[Extracted data entries]
▼

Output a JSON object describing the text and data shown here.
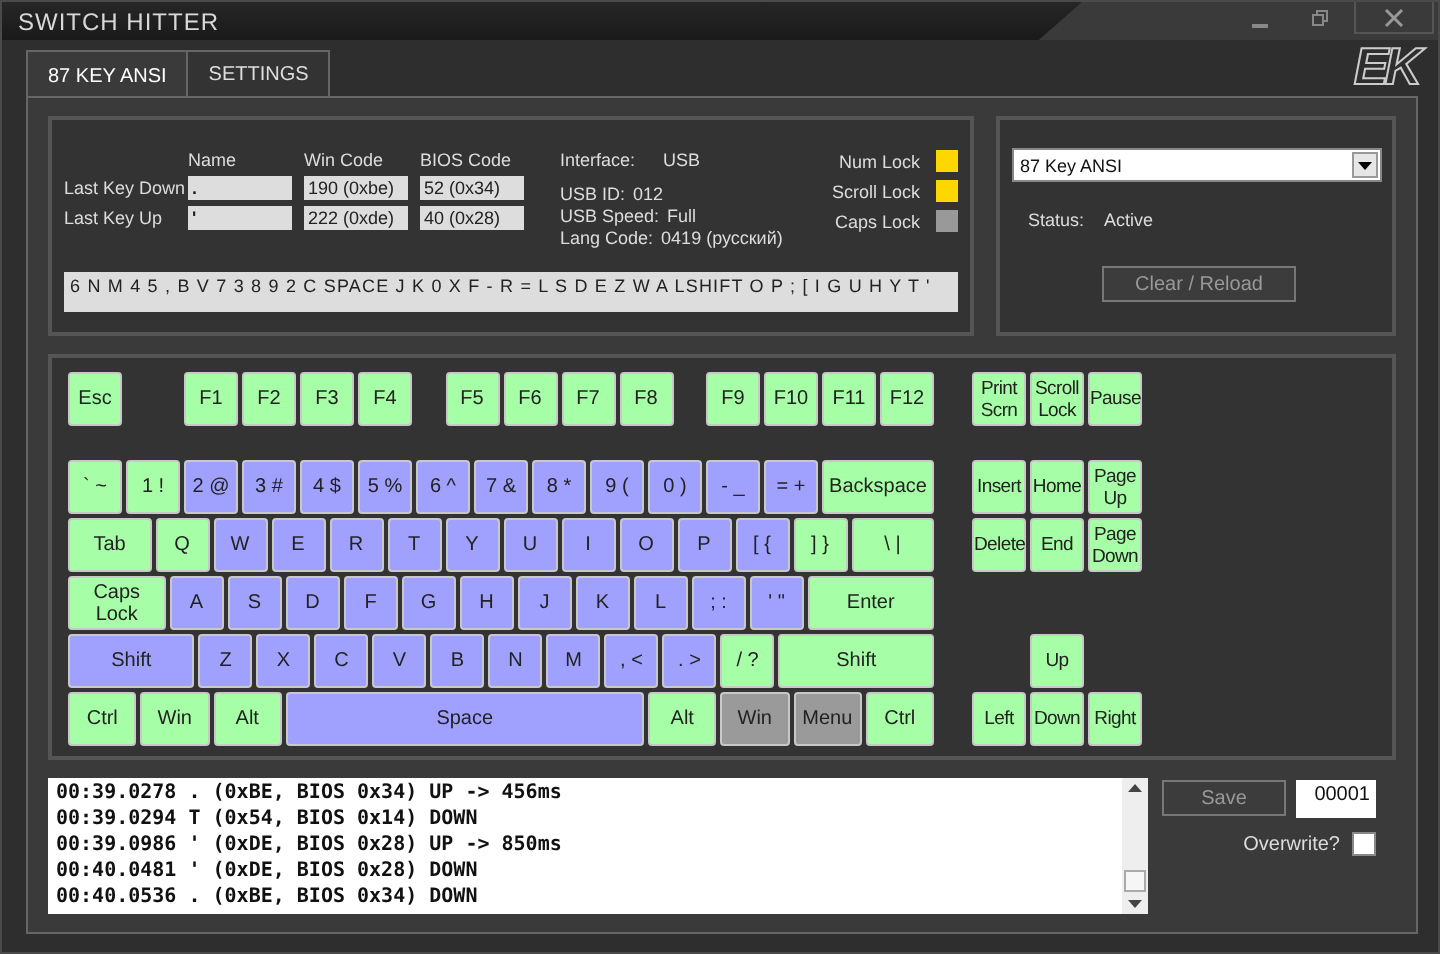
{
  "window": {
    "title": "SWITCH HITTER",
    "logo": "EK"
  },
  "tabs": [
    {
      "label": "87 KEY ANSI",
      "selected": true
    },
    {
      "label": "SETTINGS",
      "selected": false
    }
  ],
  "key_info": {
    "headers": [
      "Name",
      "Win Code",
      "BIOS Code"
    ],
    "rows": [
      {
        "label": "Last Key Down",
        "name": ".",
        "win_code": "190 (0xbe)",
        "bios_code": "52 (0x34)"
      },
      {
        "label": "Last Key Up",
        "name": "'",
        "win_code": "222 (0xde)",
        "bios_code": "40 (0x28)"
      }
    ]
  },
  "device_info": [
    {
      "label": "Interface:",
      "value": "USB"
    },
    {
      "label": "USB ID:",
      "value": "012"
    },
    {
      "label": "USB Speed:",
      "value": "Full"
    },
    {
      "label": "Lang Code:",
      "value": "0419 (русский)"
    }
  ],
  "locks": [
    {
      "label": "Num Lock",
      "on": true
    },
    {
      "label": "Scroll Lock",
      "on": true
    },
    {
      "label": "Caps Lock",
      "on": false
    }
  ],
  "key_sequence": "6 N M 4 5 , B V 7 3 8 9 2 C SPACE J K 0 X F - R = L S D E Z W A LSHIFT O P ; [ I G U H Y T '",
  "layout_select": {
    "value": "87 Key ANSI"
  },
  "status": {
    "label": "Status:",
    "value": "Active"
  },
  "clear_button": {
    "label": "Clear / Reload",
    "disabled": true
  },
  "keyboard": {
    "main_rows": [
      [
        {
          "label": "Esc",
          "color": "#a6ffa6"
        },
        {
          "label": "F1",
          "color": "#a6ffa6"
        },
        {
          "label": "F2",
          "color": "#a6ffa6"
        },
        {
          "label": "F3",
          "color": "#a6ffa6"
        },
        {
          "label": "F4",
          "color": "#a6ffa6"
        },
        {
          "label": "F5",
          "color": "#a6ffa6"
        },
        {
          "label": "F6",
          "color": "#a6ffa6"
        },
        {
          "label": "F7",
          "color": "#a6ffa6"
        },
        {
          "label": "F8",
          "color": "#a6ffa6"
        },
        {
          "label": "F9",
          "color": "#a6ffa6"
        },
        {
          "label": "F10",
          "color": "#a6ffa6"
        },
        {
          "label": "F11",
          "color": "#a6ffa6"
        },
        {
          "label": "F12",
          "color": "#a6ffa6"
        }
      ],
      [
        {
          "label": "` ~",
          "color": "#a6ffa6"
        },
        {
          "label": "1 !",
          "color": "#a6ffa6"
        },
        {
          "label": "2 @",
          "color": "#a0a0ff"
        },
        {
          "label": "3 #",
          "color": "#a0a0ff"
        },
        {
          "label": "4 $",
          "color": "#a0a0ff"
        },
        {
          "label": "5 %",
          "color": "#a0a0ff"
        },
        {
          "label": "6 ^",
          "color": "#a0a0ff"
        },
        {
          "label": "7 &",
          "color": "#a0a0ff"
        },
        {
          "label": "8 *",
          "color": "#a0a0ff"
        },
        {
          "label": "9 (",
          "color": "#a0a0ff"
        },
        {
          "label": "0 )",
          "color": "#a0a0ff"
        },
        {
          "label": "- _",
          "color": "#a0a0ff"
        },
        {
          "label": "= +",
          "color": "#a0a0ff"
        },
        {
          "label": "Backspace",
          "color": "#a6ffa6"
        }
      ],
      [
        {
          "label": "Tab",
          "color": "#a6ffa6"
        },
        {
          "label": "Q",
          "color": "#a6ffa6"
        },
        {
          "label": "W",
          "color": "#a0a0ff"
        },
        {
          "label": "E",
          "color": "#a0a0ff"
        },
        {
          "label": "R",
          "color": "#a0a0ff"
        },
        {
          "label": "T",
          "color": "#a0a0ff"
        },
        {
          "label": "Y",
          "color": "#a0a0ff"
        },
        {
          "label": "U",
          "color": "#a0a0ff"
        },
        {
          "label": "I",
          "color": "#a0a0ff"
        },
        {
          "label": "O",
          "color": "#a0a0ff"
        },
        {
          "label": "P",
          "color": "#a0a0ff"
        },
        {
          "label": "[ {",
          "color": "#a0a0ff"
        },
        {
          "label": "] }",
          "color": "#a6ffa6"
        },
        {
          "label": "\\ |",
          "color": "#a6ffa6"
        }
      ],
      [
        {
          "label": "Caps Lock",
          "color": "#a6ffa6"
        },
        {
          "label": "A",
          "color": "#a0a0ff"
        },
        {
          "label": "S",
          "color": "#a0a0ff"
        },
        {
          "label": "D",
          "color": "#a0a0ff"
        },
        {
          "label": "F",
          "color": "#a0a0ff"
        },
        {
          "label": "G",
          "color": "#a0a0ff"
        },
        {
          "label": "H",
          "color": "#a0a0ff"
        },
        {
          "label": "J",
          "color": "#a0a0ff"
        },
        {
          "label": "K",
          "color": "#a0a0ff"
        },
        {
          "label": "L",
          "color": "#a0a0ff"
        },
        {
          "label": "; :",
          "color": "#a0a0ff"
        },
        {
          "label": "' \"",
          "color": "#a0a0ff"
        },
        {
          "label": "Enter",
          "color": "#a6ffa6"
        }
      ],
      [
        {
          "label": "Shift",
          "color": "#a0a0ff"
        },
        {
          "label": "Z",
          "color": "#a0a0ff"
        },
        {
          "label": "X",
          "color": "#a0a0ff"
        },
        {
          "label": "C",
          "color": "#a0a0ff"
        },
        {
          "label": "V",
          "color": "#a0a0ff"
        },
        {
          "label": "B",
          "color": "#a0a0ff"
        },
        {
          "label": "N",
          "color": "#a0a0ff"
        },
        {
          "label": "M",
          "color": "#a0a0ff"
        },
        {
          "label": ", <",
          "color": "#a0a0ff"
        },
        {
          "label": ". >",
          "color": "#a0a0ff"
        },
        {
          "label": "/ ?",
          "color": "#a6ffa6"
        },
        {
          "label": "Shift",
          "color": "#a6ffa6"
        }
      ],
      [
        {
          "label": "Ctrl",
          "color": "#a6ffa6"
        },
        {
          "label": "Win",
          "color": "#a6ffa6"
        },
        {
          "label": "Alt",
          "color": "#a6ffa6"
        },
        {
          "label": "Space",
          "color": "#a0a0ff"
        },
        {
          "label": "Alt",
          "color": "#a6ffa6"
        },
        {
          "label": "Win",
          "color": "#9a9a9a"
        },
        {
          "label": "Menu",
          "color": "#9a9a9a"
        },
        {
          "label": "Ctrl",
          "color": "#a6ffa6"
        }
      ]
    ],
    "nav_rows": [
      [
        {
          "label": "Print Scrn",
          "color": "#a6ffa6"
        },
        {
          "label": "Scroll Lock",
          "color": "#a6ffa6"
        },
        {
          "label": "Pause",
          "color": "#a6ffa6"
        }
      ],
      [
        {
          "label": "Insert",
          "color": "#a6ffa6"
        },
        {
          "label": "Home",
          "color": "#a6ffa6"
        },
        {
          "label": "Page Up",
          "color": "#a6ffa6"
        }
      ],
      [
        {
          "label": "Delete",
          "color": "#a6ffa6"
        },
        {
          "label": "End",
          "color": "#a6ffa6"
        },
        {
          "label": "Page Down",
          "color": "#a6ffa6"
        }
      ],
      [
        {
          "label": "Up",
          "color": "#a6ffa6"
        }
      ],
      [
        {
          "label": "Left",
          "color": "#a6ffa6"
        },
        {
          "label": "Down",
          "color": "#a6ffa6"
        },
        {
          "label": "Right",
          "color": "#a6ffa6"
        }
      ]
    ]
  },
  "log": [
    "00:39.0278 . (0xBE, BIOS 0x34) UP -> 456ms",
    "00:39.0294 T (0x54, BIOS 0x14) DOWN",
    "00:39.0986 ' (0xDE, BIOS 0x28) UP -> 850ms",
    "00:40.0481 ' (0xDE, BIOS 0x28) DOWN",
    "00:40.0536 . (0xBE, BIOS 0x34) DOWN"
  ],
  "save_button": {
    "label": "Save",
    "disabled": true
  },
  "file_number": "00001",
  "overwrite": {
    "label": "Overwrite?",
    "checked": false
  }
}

▲

Extract every line of the records above that contains the word "false".

      "selected": false
      "on": false
    "checked": false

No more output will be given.